All of the material below is to be returned exactly.
--------
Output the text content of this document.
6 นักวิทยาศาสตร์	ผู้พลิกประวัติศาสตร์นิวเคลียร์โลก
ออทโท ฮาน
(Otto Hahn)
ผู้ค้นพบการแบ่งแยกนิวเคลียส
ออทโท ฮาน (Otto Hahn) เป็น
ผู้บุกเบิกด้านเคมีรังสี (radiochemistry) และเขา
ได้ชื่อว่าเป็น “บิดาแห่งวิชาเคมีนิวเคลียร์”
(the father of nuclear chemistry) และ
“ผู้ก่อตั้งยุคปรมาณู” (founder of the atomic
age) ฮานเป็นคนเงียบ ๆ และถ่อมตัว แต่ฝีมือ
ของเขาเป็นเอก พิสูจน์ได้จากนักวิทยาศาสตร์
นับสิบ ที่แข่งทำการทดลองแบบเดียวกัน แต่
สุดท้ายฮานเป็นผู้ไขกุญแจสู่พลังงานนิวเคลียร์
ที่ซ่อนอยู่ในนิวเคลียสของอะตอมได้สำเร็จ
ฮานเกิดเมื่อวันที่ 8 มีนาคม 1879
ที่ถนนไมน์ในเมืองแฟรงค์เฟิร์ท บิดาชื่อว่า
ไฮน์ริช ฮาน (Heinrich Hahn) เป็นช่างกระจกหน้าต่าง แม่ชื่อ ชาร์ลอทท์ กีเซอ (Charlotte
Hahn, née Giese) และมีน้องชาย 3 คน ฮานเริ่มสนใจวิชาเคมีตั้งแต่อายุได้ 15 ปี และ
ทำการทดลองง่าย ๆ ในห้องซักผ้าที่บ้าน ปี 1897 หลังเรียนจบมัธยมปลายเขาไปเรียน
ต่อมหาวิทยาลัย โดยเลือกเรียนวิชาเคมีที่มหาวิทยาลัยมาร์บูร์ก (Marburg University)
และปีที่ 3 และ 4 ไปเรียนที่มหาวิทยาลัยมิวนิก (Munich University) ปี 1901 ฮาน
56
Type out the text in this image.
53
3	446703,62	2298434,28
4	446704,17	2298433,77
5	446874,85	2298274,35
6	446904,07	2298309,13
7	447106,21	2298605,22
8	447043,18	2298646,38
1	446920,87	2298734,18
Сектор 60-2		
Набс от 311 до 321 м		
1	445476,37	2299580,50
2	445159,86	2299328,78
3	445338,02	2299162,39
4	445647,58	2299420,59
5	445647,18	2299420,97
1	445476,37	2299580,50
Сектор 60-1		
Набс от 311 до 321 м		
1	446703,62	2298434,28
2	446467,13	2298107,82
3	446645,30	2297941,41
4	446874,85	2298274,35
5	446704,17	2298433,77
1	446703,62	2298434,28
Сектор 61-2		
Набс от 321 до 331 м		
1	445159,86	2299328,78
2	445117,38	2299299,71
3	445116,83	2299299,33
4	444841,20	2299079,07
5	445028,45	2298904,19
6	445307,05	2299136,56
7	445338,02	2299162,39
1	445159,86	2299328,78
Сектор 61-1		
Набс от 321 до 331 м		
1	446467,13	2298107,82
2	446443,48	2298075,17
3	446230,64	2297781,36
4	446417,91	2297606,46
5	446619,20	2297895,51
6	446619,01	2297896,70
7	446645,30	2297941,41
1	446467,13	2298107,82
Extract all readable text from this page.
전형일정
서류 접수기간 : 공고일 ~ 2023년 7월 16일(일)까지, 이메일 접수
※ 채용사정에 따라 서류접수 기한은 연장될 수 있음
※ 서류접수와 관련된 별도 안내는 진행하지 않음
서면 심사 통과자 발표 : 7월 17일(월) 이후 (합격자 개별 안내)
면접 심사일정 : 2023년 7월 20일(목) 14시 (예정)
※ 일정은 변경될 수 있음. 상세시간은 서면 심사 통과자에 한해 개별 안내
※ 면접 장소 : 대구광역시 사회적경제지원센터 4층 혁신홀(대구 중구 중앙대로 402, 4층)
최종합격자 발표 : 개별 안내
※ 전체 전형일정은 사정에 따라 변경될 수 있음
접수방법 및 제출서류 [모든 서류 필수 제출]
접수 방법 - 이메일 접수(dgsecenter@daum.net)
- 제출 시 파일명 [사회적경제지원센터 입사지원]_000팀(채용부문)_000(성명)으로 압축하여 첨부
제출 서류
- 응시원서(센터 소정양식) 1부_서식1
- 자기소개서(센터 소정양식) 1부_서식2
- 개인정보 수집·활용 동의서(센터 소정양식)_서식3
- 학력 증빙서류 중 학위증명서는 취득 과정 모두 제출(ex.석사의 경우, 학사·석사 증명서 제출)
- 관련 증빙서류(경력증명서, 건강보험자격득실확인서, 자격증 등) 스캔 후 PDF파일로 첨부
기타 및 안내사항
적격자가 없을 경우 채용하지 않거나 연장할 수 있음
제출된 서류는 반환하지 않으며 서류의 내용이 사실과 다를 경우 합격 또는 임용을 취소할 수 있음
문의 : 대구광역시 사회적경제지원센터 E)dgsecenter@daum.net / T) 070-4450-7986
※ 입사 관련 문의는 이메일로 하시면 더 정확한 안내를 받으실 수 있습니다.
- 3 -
--------
- Task result -
Output the text content of this document.
6 นักวิทยาศาสตร์	ผู้พลิกประวัติศาสตร์นิวเคลียร์โลก
ออทโท ฮาน
(Otto Hahn)
ผู้ค้นพบการแบ่งแยกนิวเคลียส
ออทโท ฮาน (Otto Hahn) เป็น
ผู้บุกเบิกด้านเคมีรังสี (radiochemistry) และเขา
ได้ชื่อว่าเป็น “บิดาแห่งวิชาเคมีนิวเคลียร์”
(the father of nuclear chemistry) และ
“ผู้ก่อตั้งยุคปรมาณู” (founder of the atomic
age) ฮานเป็นคนเงียบ ๆ และถ่อมตัว แต่ฝีมือ
ของเขาเป็นเอก พิสูจน์ได้จากนักวิทยาศาสตร์
นับสิบ ที่แข่งทำการทดลองแบบเดียวกัน แต่
สุดท้ายฮานเป็นผู้ไขกุญแจสู่พลังงานนิวเคลียร์
ที่ซ่อนอยู่ในนิวเคลียสของอะตอมได้สำเร็จ
ฮานเกิดเมื่อวันที่ 8 มีนาคม 1879
ที่ถนนไมน์ในเมืองแฟรงค์เฟิร์ท บิดาชื่อว่า
ไฮน์ริช ฮาน (Heinrich Hahn) เป็นช่างกระจกหน้าต่าง แม่ชื่อ ชาร์ลอทท์ กีเซอ (Charlotte
Hahn, née Giese) และมีน้องชาย 3 คน ฮานเริ่มสนใจวิชาเคมีตั้งแต่อายุได้ 15 ปี และ
ทำการทดลองง่าย ๆ ในห้องซักผ้าที่บ้าน ปี 1897 หลังเรียนจบมัธยมปลายเขาไปเรียน
ต่อมหาวิทยาลัย โดยเลือกเรียนวิชาเคมีที่มหาวิทยาลัยมาร์บูร์ก (Marburg University)
และปีที่ 3 และ 4 ไปเรียนที่มหาวิทยาลัยมิวนิก (Munich University) ปี 1901 ฮาน
56
Type out the text in this image.
53
3	446703,62	2298434,28
4	446704,17	2298433,77
5	446874,85	2298274,35
6	446904,07	2298309,13
7	447106,21	2298605,22
8	447043,18	2298646,38
1	446920,87	2298734,18
Сектор 60-2		
Набс от 311 до 321 м		
1	445476,37	2299580,50
2	445159,86	2299328,78
3	445338,02	2299162,39
4	445647,58	2299420,59
5	445647,18	2299420,97
1	445476,37	2299580,50
Сектор 60-1		
Набс от 311 до 321 м		
1	446703,62	2298434,28
2	446467,13	2298107,82
3	446645,30	2297941,41
4	446874,85	2298274,35
5	446704,17	2298433,77
1	446703,62	2298434,28
Сектор 61-2		
Набс от 321 до 331 м		
1	445159,86	2299328,78
2	445117,38	2299299,71
3	445116,83	2299299,33
4	444841,20	2299079,07
5	445028,45	2298904,19
6	445307,05	2299136,56
7	445338,02	2299162,39
1	445159,86	2299328,78
Сектор 61-1		
Набс от 321 до 331 м		
1	446467,13	2298107,82
2	446443,48	2298075,17
3	446230,64	2297781,36
4	446417,91	2297606,46
5	446619,20	2297895,51
6	446619,01	2297896,70
7	446645,30	2297941,41
1	446467,13	2298107,82
Extract all readable text from this page.
전형일정
서류 접수기간 : 공고일 ~ 2023년 7월 16일(일)까지, 이메일 접수
※ 채용사정에 따라 서류접수 기한은 연장될 수 있음
※ 서류접수와 관련된 별도 안내는 진행하지 않음
서면 심사 통과자 발표 : 7월 17일(월) 이후 (합격자 개별 안내)
면접 심사일정 : 2023년 7월 20일(목) 14시 (예정)
※ 일정은 변경될 수 있음. 상세시간은 서면 심사 통과자에 한해 개별 안내
※ 면접 장소 : 대구광역시 사회적경제지원센터 4층 혁신홀(대구 중구 중앙대로 402, 4층)
최종합격자 발표 : 개별 안내
※ 전체 전형일정은 사정에 따라 변경될 수 있음
접수방법 및 제출서류 [모든 서류 필수 제출]
접수 방법 - 이메일 접수(dgsecenter@daum.net)
- 제출 시 파일명 [사회적경제지원센터 입사지원]_000팀(채용부문)_000(성명)으로 압축하여 첨부
제출 서류
- 응시원서(센터 소정양식) 1부_서식1
- 자기소개서(센터 소정양식) 1부_서식2
- 개인정보 수집·활용 동의서(센터 소정양식)_서식3
- 학력 증빙서류 중 학위증명서는 취득 과정 모두 제출(ex.석사의 경우, 학사·석사 증명서 제출)
- 관련 증빙서류(경력증명서, 건강보험자격득실확인서, 자격증 등) 스캔 후 PDF파일로 첨부
기타 및 안내사항
적격자가 없을 경우 채용하지 않거나 연장할 수 있음
제출된 서류는 반환하지 않으며 서류의 내용이 사실과 다를 경우 합격 또는 임용을 취소할 수 있음
문의 : 대구광역시 사회적경제지원센터 E)dgsecenter@daum.net / T) 070-4450-7986
※ 입사 관련 문의는 이메일로 하시면 더 정확한 안내를 받으실 수 있습니다.
- 3 -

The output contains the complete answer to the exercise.